> [What the task requires] Only the text of the records below belongs in the answer, copied exactly, with pictures omitted.

##### Records for the task #####

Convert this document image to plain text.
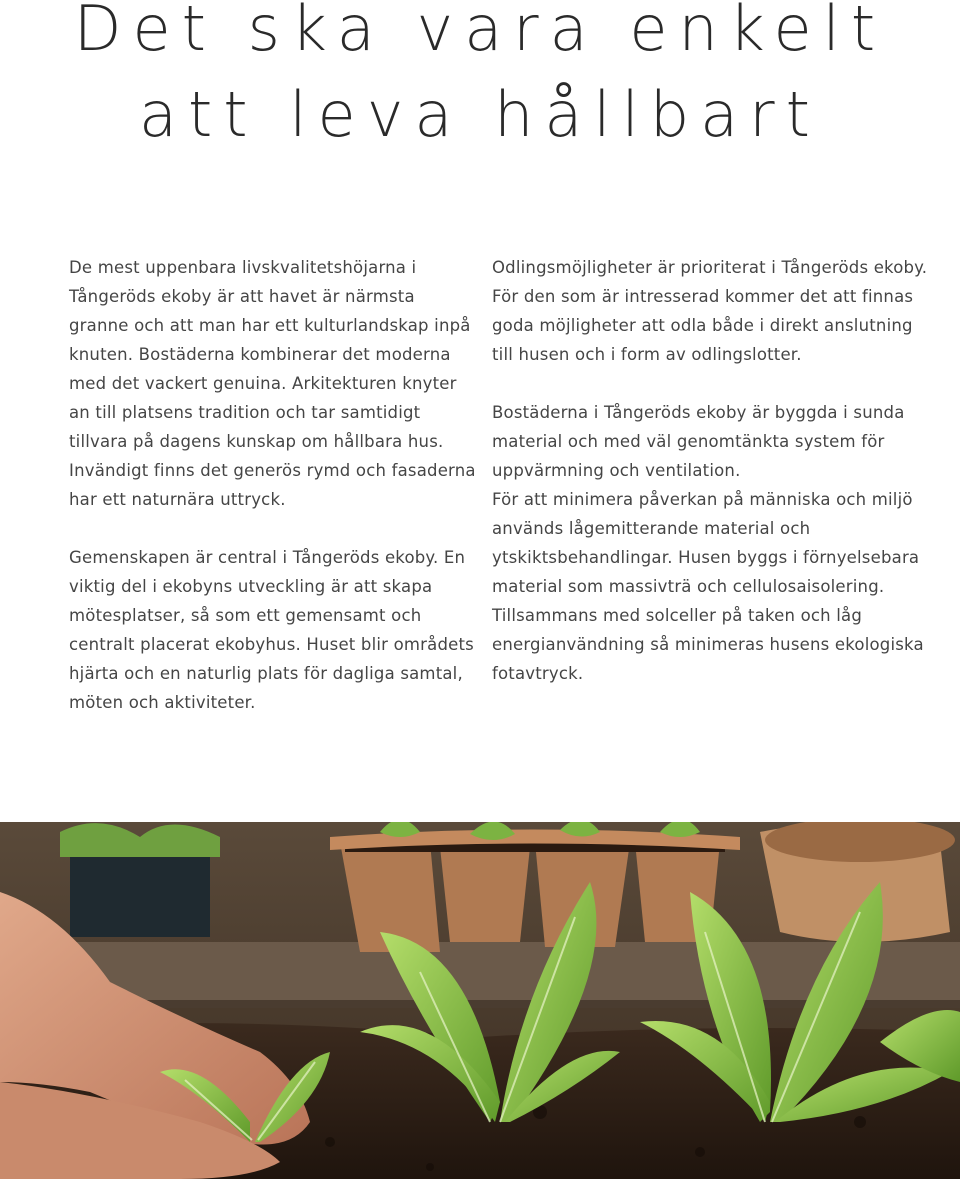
Det ska vara enkelt
att leva hållbart

De mest uppenbara livskvalitetshöjarna i Tångeröds ekoby är att havet är närmsta granne och att man har ett kulturlandskap inpå knuten. Bostäderna kombinerar det moderna med det vackert genuina. Arkitekturen knyter an till platsens tradition och tar samtidigt tillvara på dagens kunskap om hållbara hus. Invändigt finns det generös rymd och fasaderna har ett naturnära uttryck.

Gemenskapen är central i Tångeröds ekoby. En viktig del i ekobyns utveckling är att skapa mötesplatser, så som ett gemensamt och centralt placerat ekobyhus. Huset blir områdets hjärta och en naturlig plats för dagliga samtal, möten och aktiviteter.

Odlingsmöjligheter är prioriterat i Tångeröds ekoby. För den som är intresserad kommer det att finnas goda möjligheter att odla både i direkt anslutning till husen och i form av odlingslotter.

Bostäderna i Tångeröds ekoby är byggda i sunda material och med väl genomtänkta system för uppvärmning och ventilation.

För att minimera påverkan på människa och miljö används lågemitterande material och ytskiktsbehandlingar. Husen byggs i förnyelsebara material som massivträ och cellulosaisolering. Tillsammans med solceller på taken och låg energianvändning så minimeras husens ekologiska fotavtryck.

#####

> [Exercise solution]
Convert this document image to plain text.
Det ska vara enkelt
att leva hållbart

De mest uppenbara livskvalitetshöjarna i Tångeröds ekoby är att havet är närmsta granne och att man har ett kulturlandskap inpå knuten. Bostäderna kombinerar det moderna med det vackert genuina. Arkitekturen knyter an till platsens tradition och tar samtidigt tillvara på dagens kunskap om hållbara hus. Invändigt finns det generös rymd och fasaderna har ett naturnära uttryck.

Gemenskapen är central i Tångeröds ekoby. En viktig del i ekobyns utveckling är att skapa mötesplatser, så som ett gemensamt och centralt placerat ekobyhus. Huset blir områdets hjärta och en naturlig plats för dagliga samtal, möten och aktiviteter.

Odlingsmöjligheter är prioriterat i Tångeröds ekoby. För den som är intresserad kommer det att finnas goda möjligheter att odla både i direkt anslutning till husen och i form av odlingslotter.

Bostäderna i Tångeröds ekoby är byggda i sunda material och med väl genomtänkta system för uppvärmning och ventilation.

För att minimera påverkan på människa och miljö används lågemitterande material och ytskiktsbehandlingar. Husen byggs i förnyelsebara material som massivträ och cellulosaisolering. Tillsammans med solceller på taken och låg energianvändning så minimeras husens ekologiska fotavtryck.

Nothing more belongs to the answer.